Test

von  Michael Stein
07.09.2010
Tale of a Hero
Getestet auf Windows, Sprache Deutsch
85%

Von einem, der auszog, das Heldsein zu lernen

Olaf ist Fischer und der Sohn eines Kriegers, der zu Lebzeiten im Dienste des Königs den Feuerdrachen Arioch besiegt hat und damit zum Helden wurde. Auch Olaf spürt, dass er zum Abenteurer geboren ist und als sein Dorf vom Steinriesen Nog heimgesucht wird, ergreift er die Gelegenheit und lässt sich durch einen Brunnen in dessen Höhle abseilen, um dem Monster den Garaus zu machen. Doch leider bricht der Balken, an dem sein Seil befestigt ist, und er stürzt ab. Mit dieser kleinen Zwischensequenz beginnt das Fantasy-Adventure Tale of a Hero des tschechischen Spiele-Entwicklers Future Games, welches hierzulande von Publisher Daedalic veröffentlicht wird. Danach muss Olaf einen Weg finden, den schlafenden Riesen Nog unschädlich zu machen. Dies ist jedoch nicht der eigentliche Hintergrund des Spiels. Das Problem mit Nog hat Olaf schnell gelöst. Doch kaum ist dieser Auftrag erledigt, erhält er Besuch von der Hexe Pripogala, die ihm eröffnet, dass der Eisriese Krugell die Tochter des Königs entführt hat und außerdem sowieso sauer auf Olafs Familie ist, denn der von Olafs Vater getötete Drache Arioch war zufällig Krugells Bruder. Angriff ist die beste Verteidigung, und so macht sich Olaf auf den Weg, Krugell ein für alle mal aus dem Weg zu räumen und die drohende Gefahr von sich, seiner Verlobten Alia und dem Dorf abzuwenden.

Auflistungen von Elementen und Rahmen
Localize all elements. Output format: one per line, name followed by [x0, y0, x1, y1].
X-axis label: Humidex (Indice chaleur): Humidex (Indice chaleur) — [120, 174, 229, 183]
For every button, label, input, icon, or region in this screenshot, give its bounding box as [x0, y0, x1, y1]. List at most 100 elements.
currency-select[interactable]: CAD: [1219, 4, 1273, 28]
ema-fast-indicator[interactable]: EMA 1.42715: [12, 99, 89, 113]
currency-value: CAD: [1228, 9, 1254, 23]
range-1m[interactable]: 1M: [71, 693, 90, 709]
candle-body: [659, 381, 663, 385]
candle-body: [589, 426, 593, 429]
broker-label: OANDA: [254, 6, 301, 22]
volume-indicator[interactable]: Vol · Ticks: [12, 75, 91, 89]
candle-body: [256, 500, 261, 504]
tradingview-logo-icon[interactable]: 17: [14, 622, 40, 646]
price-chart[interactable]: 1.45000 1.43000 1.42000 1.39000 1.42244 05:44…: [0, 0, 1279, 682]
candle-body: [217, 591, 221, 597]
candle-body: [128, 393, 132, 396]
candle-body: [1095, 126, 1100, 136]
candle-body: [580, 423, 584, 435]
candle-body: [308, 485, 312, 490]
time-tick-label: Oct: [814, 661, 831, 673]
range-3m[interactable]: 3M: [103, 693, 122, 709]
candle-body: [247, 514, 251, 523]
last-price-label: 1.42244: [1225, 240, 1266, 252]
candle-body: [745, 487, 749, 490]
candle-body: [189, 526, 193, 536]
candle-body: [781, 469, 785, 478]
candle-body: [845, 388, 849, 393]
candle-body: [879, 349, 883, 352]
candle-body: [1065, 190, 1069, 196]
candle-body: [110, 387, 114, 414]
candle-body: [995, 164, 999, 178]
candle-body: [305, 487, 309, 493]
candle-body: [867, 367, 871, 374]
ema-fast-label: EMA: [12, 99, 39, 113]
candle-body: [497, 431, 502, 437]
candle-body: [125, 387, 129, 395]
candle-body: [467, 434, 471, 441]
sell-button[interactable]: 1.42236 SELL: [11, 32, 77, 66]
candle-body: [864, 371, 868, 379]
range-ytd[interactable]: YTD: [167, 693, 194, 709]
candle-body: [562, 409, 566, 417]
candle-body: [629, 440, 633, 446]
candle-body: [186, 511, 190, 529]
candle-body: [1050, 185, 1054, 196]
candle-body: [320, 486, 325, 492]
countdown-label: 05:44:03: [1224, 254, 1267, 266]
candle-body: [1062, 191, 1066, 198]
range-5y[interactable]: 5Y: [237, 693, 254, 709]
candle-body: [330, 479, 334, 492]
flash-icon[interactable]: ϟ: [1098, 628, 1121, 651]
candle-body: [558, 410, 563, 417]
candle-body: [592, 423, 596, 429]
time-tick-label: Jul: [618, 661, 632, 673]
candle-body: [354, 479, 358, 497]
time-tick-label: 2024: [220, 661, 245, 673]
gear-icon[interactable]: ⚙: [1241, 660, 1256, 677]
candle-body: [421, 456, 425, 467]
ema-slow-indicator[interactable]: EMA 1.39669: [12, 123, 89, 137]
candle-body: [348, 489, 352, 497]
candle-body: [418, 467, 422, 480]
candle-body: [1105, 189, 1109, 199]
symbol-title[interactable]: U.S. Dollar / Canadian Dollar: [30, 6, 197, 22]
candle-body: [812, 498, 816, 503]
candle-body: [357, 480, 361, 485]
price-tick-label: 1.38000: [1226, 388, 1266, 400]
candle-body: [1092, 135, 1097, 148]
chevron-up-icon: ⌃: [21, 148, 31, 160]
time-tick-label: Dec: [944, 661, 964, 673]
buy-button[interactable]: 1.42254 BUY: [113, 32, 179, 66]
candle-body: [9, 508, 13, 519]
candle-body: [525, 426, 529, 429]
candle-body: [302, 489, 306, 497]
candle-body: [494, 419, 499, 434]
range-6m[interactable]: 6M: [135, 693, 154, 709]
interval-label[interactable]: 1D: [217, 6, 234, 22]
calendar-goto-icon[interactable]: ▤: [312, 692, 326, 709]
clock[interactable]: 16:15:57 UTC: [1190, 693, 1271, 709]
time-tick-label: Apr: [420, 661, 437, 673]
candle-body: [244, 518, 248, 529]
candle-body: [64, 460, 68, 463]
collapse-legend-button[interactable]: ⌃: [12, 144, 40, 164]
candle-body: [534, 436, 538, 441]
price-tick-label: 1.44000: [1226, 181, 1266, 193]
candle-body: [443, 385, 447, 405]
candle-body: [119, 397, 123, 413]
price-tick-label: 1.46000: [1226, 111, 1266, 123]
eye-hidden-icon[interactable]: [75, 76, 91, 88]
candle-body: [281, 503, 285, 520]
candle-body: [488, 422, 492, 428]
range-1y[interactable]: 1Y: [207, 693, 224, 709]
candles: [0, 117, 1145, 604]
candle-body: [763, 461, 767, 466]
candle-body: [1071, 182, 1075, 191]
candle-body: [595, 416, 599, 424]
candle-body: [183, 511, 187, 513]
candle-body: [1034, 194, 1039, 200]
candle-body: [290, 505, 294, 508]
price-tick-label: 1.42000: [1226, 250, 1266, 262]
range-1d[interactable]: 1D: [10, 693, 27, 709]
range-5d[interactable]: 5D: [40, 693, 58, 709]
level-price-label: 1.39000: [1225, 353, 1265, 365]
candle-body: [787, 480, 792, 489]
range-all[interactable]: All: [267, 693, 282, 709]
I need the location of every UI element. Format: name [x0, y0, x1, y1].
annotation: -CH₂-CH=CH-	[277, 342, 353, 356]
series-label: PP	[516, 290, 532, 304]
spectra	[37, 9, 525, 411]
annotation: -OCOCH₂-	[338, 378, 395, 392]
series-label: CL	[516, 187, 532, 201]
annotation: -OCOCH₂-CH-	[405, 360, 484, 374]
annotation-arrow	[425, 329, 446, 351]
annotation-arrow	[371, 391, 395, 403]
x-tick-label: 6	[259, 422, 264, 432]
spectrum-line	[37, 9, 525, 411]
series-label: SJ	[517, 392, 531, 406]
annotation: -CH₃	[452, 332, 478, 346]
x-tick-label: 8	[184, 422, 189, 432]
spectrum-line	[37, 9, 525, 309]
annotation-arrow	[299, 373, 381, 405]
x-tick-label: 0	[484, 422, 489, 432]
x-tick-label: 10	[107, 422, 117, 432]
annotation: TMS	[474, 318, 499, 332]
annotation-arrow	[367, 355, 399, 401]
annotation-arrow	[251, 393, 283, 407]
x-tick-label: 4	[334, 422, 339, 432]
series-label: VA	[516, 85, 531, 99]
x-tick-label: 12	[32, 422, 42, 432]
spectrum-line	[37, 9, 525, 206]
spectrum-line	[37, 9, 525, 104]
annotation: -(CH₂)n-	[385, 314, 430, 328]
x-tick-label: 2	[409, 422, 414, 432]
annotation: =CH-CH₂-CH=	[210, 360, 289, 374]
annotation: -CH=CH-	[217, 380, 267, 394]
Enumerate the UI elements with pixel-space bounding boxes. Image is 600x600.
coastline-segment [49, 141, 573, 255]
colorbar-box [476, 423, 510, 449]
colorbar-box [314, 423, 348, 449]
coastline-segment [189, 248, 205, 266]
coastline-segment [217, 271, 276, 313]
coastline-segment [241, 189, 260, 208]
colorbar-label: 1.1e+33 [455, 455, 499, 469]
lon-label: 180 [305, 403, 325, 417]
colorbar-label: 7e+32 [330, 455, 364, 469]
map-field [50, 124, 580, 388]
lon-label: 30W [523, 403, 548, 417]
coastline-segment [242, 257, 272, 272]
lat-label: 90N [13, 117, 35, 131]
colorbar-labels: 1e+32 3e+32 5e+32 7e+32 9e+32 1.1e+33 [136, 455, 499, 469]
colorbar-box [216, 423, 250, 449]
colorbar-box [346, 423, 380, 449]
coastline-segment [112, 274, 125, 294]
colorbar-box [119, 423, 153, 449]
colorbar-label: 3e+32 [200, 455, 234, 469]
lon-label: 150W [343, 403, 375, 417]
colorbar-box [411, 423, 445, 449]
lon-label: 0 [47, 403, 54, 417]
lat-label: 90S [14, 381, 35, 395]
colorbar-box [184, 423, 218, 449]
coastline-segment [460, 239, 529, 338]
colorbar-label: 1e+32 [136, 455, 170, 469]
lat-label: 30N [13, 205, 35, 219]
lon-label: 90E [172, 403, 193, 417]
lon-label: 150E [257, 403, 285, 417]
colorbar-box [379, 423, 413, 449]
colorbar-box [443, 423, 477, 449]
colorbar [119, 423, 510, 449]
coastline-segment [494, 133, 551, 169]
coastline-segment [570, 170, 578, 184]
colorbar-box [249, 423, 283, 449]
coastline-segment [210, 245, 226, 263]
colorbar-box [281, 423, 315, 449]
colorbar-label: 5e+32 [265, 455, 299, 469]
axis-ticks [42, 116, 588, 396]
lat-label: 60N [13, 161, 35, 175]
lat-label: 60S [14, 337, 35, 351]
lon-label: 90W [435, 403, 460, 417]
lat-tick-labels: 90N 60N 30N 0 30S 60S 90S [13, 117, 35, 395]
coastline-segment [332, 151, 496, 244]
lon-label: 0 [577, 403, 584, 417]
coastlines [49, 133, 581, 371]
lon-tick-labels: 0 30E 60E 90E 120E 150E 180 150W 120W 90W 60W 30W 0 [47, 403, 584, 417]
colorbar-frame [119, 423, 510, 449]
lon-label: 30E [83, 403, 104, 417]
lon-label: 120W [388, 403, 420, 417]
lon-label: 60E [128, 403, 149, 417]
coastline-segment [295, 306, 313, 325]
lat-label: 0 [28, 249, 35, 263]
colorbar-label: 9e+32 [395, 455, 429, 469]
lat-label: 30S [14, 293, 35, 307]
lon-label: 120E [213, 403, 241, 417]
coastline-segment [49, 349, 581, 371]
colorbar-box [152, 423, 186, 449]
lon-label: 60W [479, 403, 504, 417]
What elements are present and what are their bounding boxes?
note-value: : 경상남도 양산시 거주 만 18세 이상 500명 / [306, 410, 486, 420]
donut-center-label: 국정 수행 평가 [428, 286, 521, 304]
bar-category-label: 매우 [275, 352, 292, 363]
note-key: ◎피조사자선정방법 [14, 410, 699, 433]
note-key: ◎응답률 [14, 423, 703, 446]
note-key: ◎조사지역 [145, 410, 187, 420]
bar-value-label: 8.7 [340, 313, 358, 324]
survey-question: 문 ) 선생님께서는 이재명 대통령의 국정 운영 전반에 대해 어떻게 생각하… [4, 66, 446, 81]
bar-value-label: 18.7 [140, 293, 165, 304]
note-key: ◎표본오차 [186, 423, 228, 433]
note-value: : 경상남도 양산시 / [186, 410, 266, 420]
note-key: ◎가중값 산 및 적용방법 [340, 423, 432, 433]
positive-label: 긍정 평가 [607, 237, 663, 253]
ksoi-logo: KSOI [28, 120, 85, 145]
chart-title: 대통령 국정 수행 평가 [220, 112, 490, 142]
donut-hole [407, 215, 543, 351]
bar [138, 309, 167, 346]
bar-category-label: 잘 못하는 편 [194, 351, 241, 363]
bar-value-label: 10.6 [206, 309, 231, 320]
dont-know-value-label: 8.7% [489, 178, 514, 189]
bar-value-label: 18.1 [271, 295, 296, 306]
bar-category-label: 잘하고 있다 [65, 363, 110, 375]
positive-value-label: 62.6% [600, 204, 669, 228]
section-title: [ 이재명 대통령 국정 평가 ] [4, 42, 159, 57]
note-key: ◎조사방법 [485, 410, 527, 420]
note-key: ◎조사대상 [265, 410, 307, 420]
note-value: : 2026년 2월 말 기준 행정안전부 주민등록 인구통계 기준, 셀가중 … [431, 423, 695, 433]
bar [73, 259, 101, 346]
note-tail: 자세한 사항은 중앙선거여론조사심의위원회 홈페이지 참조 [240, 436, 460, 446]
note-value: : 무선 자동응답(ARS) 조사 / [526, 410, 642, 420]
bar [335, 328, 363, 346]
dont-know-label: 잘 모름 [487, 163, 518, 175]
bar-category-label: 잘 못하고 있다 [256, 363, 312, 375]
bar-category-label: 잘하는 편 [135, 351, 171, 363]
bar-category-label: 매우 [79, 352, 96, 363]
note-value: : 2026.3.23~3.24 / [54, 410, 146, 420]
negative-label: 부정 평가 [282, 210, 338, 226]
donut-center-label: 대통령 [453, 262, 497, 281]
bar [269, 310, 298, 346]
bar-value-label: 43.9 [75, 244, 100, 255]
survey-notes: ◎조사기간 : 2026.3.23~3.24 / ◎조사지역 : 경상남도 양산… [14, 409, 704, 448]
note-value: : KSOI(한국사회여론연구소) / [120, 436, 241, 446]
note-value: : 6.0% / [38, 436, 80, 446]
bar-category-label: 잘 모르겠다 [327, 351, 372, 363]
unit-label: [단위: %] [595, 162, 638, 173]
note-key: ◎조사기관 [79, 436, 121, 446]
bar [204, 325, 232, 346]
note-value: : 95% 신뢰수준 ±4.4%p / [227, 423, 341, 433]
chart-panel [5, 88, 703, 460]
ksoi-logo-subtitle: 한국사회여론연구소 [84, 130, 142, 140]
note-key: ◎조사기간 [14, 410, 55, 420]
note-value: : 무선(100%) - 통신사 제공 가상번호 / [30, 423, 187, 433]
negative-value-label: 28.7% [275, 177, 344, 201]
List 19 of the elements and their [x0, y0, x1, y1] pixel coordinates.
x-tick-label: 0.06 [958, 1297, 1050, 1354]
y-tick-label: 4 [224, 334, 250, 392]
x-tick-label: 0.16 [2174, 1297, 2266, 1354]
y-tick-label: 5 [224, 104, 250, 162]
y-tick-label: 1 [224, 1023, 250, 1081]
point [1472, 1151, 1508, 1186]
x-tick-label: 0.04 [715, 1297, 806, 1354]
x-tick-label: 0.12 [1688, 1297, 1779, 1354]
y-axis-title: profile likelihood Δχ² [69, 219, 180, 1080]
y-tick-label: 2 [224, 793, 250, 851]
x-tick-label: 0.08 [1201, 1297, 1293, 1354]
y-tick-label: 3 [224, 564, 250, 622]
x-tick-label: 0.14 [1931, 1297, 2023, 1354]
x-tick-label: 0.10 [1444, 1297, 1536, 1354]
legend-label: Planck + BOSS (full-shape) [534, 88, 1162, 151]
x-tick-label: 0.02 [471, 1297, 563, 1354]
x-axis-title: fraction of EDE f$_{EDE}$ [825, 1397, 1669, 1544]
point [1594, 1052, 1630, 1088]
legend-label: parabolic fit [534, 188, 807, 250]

_TEILE DER ÜBUNG_
1. Wandeln Sie die Datensätze ab ihrer ersten Zeile bis einschließlich der Zeile mit „candle-body: [879, 349, 883, 352]“ in eine Markdown-Tabelle mit den Spalten „Nummer“ und „Datensatzzeile“ um. Jede Zeile erhält eine fortlaufende Nummer, und Leerzeilen entfallen.
2. Führen Sie den Testbericht zum Fantasy-Adventure Tale of a Hero im Anschluss an seinen letzten Satz fort.

_LÖSUNGEN DER AUFGABEN_
1.
| Nummer | Datensatzzeile |
|---|---|
| 1 | Localize all elements. Output format: one per line, name followed by [x0, y0, x1, y1]. |
| 2 | X-axis label: Humidex (Indice chaleur): Humidex (Indice chaleur) — [120, 174, 229, 183] |
| 3 | For every button, label, input, icon, or region in this screenshot, give its bounding box as [x0, y0, x1, y1]. List at most 100 elements. |
| 4 | currency-select[interactable]: CAD: [1219, 4, 1273, 28] |
| 5 | ema-fast-indicator[interactable]: EMA 1.42715: [12, 99, 89, 113] |
| 6 | currency-value: CAD: [1228, 9, 1254, 23] |
| 7 | range-1m[interactable]: 1M: [71, 693, 90, 709] |
| 8 | candle-body: [659, 381, 663, 385] |
| 9 | candle-body: [589, 426, 593, 429] |
| 10 | broker-label: OANDA: [254, 6, 301, 22] |
| 11 | volume-indicator[interactable]: Vol · Ticks: [12, 75, 91, 89] |
| 12 | candle-body: [256, 500, 261, 504] |
| 13 | tradingview-logo-icon[interactable]: 17: [14, 622, 40, 646] |
| 14 | price-chart[interactable]: 1.45000 1.43000 1.42000 1.39000 1.42244 05:44…: [0, 0, 1279, 682] |
| 15 | candle-body: [217, 591, 221, 597] |
| 16 | candle-body: [128, 393, 132, 396] |
| 17 | candle-body: [1095, 126, 1100, 136] |
| 18 | candle-body: [580, 423, 584, 435] |
| 19 | candle-body: [308, 485, 312, 490] |
| 20 | time-tick-label: Oct: [814, 661, 831, 673] |
| 21 | range-3m[interactable]: 3M: [103, 693, 122, 709] |
| 22 | candle-body: [247, 514, 251, 523] |
| 23 | last-price-label: 1.42244: [1225, 240, 1266, 252] |
| 24 | candle-body: [745, 487, 749, 490] |
| 25 | candle-body: [189, 526, 193, 536] |
| 26 | candle-body: [781, 469, 785, 478] |
| 27 | candle-body: [845, 388, 849, 393] |
| 28 | candle-body: [879, 349, 883, 352] |

2.
Eine Reise ins Land der Wunder

Tale of a Hero ist ein Fantasy-Märchen, wie es klassischer nicht sein könnte. Es gibt Riesen, Drachen, Hexen, Geister, sprechende Tiere und viel Magie. Gleichzeitig kommt aber auch der Humor nicht zu kurz, denn die vielen skurrilen Gestalten, denen Olaf auf seiner Reise begegnet, sind teilweise sehr gut ausgearbeitet und haben jeweils ihre eigene Geschichte. Immer wieder gibt es kleine Seitenhiebe auf das Fantasy- und Adventure-Genre, diese wirken aber weder deplatziert noch albern. Das Spiel unterteilt sich im Grunde in vier unterschiedlich lange Kapitel, von denen das erste, die Geschichte mit Nog, das kürzeste ist und eher als Prolog angesehen werden kann. Die mittleren beiden Kapitel sind ungleich länger und verfügen jeweils über eine wesentlich größere Anzahl von Kulissen, weshalb dort auch eine Karte zur besseren Navigation und zum Abkürzen der Wege eingeblendet werden kann. Insgesamt liegt die Spielzeit bei knapp 10 Stunden.

Die Hexe Pripogala hilft Olaf bei seiner Reise.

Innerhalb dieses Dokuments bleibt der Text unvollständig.